● **Stated goal**:
Find the lines holding "this" and copy them.

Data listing
== == ==

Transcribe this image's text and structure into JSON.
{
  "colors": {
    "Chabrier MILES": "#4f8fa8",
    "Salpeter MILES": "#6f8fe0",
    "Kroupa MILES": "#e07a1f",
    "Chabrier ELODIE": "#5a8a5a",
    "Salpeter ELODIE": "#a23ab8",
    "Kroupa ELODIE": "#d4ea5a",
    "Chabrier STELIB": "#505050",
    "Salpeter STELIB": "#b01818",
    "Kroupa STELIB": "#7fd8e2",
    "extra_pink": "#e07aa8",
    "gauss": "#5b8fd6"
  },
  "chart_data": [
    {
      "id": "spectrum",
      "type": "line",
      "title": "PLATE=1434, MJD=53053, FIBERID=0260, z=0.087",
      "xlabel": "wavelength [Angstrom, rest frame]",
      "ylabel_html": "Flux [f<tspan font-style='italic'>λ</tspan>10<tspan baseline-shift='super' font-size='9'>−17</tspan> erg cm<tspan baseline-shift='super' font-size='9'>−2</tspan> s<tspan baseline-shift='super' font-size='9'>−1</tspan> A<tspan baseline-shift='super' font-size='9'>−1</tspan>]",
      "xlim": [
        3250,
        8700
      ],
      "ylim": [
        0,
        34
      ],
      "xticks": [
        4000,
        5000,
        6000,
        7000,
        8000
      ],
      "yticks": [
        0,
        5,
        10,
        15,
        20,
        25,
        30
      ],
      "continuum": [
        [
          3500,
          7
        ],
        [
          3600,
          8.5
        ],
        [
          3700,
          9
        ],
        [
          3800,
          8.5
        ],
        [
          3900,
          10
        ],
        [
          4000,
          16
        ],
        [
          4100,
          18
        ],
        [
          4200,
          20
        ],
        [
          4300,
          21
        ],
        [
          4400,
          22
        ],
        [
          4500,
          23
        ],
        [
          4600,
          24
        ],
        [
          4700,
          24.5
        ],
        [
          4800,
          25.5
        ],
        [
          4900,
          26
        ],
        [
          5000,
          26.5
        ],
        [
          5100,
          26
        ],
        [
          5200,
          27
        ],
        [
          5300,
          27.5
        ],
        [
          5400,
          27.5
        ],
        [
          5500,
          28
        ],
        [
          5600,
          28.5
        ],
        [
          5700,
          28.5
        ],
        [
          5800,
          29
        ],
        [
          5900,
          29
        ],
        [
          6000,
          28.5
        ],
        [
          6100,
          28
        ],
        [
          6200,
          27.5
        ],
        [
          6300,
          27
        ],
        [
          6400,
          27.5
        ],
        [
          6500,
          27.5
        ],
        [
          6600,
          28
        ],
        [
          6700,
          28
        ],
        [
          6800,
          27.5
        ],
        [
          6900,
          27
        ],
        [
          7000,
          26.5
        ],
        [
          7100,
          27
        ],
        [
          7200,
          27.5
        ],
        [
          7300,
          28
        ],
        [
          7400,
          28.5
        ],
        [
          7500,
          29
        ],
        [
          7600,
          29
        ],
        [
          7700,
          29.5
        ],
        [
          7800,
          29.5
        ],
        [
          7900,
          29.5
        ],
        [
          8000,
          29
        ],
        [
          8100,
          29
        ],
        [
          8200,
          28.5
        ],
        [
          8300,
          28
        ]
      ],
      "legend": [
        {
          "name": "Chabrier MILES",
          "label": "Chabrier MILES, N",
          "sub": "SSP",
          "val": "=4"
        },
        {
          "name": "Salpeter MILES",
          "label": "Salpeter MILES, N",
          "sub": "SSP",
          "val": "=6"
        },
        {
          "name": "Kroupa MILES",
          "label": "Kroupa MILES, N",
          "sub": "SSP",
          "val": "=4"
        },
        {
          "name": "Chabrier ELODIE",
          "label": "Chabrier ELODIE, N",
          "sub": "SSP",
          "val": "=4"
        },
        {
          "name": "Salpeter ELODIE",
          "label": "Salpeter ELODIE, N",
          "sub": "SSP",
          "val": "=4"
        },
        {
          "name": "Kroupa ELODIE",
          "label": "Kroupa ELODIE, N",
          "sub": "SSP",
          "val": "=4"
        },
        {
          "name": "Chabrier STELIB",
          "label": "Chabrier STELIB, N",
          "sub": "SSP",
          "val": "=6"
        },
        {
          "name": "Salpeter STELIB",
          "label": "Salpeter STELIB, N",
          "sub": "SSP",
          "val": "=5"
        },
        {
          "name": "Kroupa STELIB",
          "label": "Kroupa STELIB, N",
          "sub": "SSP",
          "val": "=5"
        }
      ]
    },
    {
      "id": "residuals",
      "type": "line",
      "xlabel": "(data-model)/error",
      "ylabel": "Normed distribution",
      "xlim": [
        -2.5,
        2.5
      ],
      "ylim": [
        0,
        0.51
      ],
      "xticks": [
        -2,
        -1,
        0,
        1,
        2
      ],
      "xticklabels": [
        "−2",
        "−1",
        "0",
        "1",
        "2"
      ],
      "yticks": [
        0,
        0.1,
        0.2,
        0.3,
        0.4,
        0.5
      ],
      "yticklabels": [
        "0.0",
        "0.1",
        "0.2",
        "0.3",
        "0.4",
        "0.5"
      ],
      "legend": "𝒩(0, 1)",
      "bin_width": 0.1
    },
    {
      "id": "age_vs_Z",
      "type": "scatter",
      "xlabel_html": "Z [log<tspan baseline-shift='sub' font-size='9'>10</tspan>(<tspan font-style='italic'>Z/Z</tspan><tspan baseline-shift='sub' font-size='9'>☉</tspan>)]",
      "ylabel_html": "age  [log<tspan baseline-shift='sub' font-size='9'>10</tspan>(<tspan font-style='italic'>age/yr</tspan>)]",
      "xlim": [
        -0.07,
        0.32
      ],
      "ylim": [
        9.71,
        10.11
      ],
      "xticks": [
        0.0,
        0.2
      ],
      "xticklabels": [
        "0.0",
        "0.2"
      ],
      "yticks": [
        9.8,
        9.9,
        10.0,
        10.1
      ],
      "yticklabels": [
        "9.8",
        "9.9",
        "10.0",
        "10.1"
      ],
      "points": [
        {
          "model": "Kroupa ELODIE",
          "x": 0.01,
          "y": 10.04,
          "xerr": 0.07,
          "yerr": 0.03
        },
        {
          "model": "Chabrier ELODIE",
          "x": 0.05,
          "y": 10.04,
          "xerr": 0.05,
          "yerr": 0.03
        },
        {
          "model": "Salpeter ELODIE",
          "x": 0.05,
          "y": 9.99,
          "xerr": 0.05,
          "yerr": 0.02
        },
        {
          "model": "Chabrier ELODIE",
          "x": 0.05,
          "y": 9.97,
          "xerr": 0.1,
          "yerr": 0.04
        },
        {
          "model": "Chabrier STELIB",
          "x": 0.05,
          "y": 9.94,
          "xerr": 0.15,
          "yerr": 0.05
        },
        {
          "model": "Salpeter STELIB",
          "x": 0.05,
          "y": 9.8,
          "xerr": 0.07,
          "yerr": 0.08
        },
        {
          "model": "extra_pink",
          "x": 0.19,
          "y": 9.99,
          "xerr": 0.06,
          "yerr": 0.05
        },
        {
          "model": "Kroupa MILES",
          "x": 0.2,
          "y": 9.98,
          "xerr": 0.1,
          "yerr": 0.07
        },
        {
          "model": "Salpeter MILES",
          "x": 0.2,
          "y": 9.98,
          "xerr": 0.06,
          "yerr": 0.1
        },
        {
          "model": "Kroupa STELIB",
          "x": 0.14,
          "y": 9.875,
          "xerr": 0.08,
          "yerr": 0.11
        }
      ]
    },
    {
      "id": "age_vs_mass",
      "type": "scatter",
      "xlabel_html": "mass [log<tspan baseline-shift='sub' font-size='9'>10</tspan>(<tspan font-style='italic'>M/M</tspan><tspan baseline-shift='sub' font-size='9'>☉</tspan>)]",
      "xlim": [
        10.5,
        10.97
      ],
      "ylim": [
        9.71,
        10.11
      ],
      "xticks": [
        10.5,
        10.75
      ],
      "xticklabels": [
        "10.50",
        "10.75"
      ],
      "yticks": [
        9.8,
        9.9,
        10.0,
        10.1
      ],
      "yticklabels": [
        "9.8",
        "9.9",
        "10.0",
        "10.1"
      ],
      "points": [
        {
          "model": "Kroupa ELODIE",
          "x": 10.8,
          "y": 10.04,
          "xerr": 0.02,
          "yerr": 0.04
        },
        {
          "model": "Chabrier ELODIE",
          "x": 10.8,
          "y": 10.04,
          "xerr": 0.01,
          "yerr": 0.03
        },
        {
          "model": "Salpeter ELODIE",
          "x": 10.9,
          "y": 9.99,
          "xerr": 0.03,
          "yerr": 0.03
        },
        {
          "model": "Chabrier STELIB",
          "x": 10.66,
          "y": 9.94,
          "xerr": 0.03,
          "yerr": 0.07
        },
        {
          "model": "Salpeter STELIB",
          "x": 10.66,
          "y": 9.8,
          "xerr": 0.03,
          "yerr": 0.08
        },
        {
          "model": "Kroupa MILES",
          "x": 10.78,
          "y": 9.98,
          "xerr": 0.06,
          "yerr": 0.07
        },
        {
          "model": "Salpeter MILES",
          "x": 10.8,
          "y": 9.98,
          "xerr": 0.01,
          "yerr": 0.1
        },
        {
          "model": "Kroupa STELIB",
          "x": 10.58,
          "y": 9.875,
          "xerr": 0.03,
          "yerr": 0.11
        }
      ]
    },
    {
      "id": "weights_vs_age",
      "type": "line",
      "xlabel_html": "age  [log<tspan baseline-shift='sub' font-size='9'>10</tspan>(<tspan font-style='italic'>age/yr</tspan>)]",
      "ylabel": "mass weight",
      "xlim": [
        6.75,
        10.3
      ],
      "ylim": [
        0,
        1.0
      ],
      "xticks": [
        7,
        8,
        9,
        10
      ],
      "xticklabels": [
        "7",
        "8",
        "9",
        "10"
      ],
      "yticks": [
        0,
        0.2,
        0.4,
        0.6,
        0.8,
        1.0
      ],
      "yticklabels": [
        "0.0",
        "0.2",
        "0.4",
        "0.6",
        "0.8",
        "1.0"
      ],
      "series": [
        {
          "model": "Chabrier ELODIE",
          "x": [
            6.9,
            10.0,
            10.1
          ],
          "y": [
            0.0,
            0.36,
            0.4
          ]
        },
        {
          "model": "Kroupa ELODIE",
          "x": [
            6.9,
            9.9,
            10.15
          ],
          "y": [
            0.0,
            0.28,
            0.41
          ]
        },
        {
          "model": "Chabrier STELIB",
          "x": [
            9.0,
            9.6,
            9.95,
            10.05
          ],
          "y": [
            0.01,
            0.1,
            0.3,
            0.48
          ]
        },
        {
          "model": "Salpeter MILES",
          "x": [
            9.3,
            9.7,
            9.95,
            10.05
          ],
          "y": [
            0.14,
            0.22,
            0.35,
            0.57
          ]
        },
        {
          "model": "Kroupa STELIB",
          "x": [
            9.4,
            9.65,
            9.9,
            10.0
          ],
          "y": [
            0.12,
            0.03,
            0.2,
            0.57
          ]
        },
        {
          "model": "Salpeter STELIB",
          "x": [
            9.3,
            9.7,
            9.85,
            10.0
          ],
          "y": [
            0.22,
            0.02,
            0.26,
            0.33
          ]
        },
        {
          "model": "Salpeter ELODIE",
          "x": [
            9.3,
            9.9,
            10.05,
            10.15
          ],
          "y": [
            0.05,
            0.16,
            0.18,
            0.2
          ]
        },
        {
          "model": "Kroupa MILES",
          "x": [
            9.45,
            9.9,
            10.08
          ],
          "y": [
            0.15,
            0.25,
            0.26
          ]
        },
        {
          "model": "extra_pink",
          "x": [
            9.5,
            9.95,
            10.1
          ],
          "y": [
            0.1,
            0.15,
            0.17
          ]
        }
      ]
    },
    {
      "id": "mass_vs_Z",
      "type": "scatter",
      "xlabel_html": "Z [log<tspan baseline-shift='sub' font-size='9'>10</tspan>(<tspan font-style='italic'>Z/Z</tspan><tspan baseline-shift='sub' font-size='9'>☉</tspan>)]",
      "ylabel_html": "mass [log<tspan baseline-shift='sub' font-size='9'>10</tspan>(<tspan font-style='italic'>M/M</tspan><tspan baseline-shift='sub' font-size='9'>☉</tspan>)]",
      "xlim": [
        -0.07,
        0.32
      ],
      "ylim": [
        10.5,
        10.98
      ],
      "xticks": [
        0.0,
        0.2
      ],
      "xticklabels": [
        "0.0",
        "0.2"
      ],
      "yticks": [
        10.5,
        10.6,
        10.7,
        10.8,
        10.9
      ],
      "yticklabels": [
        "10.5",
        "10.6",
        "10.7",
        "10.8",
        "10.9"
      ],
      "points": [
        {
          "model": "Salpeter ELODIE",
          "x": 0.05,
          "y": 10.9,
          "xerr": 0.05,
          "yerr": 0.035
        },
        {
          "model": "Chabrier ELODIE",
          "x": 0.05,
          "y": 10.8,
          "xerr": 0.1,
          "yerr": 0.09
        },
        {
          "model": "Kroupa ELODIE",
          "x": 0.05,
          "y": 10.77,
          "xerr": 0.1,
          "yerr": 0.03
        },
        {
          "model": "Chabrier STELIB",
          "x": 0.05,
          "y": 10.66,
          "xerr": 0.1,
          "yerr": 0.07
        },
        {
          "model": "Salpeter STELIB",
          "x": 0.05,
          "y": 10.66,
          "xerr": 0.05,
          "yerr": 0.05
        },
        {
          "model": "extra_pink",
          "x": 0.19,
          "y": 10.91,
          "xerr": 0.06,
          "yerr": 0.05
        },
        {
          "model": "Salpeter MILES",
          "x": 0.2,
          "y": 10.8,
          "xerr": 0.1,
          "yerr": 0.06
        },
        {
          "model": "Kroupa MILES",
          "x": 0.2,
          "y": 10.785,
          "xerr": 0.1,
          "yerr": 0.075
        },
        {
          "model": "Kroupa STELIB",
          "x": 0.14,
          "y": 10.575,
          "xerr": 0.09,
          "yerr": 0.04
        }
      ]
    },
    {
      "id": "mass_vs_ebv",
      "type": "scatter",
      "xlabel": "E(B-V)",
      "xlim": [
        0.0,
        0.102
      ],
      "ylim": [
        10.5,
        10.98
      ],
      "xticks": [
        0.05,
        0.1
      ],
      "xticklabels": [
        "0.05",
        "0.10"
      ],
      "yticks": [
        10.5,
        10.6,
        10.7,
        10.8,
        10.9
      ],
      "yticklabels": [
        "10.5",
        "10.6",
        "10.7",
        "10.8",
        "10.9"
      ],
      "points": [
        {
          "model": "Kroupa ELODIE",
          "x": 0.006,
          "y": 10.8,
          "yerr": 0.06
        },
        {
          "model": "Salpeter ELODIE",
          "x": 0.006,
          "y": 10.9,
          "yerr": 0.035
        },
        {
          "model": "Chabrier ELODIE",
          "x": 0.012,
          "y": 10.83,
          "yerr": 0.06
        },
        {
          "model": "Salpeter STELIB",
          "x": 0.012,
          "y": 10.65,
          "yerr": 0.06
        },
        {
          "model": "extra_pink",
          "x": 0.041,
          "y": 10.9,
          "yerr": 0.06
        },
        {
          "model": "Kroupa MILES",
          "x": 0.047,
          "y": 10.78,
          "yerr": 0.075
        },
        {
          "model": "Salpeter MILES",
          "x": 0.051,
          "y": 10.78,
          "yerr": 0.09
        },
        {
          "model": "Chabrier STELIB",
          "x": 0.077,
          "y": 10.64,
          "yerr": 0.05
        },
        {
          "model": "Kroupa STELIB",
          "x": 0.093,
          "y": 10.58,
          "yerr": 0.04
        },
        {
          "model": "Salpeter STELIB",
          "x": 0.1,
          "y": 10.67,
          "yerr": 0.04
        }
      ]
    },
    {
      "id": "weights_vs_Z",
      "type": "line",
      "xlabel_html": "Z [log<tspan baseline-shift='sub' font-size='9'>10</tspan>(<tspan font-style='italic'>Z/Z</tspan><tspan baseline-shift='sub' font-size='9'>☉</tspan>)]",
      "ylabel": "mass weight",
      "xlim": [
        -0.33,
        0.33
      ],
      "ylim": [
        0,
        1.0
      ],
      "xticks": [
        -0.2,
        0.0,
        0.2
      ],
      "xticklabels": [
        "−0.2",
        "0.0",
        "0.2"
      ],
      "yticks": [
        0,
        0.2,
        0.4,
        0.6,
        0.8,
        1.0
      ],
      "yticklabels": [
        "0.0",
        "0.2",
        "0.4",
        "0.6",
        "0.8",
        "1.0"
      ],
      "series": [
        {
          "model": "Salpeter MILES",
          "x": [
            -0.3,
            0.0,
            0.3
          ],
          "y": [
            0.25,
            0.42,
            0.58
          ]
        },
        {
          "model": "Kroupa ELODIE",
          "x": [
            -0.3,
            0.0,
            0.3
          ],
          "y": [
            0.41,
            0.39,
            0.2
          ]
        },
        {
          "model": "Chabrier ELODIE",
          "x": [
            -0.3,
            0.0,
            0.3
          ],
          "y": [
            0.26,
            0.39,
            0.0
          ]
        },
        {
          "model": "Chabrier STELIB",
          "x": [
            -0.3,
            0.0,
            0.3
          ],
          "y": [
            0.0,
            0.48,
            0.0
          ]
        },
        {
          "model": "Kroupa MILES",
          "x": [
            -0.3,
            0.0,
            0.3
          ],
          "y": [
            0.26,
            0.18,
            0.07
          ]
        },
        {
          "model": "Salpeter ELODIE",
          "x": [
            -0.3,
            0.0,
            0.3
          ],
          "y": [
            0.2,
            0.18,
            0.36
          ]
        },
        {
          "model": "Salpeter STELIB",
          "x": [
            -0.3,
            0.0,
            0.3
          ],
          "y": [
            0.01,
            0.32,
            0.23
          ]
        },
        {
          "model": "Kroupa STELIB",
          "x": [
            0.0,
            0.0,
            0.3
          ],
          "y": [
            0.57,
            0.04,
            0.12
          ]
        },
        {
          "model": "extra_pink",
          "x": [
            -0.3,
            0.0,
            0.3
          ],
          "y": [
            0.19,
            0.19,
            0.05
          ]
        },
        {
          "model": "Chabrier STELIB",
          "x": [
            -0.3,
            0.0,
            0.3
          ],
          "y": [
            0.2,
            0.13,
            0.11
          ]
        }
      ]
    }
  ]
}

== == ==

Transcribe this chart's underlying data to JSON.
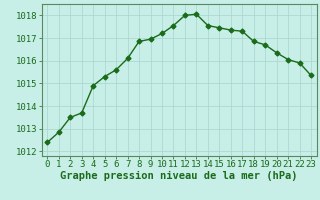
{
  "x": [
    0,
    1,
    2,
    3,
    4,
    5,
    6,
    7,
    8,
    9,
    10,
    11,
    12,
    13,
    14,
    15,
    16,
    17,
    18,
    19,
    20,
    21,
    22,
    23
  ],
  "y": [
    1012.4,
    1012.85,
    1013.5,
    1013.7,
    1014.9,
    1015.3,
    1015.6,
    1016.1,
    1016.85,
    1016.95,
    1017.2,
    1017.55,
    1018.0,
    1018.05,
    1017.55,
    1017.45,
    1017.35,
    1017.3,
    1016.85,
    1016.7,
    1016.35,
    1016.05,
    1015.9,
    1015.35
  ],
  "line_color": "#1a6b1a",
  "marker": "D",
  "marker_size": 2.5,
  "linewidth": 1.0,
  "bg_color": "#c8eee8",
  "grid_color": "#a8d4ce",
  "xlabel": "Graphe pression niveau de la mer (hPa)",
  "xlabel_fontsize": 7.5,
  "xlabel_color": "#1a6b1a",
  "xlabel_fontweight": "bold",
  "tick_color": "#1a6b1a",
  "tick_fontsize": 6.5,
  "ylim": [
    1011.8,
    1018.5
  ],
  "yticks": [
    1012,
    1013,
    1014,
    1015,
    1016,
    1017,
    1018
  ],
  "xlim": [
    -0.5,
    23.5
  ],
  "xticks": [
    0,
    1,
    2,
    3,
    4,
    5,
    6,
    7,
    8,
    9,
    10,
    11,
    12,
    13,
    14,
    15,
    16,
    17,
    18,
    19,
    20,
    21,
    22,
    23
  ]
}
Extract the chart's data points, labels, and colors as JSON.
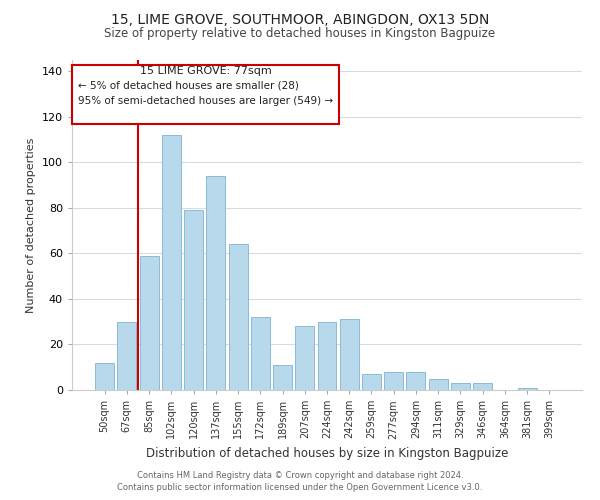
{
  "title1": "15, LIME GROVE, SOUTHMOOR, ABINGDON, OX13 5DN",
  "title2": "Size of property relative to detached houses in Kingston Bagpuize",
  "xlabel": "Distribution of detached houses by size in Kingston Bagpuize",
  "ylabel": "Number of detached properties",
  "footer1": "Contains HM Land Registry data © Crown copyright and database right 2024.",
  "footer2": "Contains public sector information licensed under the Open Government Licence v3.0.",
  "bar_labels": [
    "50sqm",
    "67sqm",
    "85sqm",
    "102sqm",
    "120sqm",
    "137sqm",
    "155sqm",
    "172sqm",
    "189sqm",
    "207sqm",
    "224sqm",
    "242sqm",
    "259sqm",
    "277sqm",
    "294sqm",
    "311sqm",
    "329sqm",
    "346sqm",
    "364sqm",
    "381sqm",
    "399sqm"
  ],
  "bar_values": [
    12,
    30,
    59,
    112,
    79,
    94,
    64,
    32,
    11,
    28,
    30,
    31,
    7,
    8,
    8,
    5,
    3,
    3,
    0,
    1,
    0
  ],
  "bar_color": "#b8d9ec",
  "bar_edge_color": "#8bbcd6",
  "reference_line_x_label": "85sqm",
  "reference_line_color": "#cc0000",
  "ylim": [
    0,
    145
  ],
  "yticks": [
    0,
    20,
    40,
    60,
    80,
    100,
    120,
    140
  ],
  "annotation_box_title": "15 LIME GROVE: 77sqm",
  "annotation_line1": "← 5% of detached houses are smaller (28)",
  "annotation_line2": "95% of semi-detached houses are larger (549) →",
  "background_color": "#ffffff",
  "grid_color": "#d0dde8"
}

== == ==

● **Solved exercise**:
Transcribe this image's text and structure into JSON.
Transcribe this chart's underlying data to JSON.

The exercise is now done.